TASK STATEMENT | Transcribe each record below word for word.

— START DATASET EXTRACT —

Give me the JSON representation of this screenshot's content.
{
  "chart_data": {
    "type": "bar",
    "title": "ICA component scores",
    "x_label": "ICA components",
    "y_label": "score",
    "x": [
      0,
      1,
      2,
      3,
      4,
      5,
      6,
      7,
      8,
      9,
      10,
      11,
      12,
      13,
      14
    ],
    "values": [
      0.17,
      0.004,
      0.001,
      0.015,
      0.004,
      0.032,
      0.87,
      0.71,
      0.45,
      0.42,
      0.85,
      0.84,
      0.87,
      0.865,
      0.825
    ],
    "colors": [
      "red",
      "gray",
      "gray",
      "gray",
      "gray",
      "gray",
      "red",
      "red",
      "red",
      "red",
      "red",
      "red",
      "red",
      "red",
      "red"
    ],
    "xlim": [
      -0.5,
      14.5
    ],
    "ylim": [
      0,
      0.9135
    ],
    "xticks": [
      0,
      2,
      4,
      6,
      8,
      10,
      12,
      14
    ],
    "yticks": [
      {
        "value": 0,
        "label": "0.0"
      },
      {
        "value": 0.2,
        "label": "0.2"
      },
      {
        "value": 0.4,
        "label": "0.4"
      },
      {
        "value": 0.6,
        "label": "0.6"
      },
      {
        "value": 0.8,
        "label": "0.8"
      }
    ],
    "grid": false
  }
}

— END DATASET EXTRACT —

TASK SOLUTION |
Give me the JSON representation of this screenshot's content.
{
  "chart_data": {
    "type": "bar",
    "title": "ICA component scores",
    "x_label": "ICA components",
    "y_label": "score",
    "x": [
      0,
      1,
      2,
      3,
      4,
      5,
      6,
      7,
      8,
      9,
      10,
      11,
      12,
      13,
      14
    ],
    "values": [
      0.17,
      0.004,
      0.001,
      0.015,
      0.004,
      0.032,
      0.87,
      0.71,
      0.45,
      0.42,
      0.85,
      0.84,
      0.87,
      0.865,
      0.825
    ],
    "colors": [
      "red",
      "gray",
      "gray",
      "gray",
      "gray",
      "gray",
      "red",
      "red",
      "red",
      "red",
      "red",
      "red",
      "red",
      "red",
      "red"
    ],
    "xlim": [
      -0.5,
      14.5
    ],
    "ylim": [
      0,
      0.9135
    ],
    "xticks": [
      0,
      2,
      4,
      6,
      8,
      10,
      12,
      14
    ],
    "yticks": [
      {
        "value": 0,
        "label": "0.0"
      },
      {
        "value": 0.2,
        "label": "0.2"
      },
      {
        "value": 0.4,
        "label": "0.4"
      },
      {
        "value": 0.6,
        "label": "0.6"
      },
      {
        "value": 0.8,
        "label": "0.8"
      }
    ],
    "grid": false
  }
}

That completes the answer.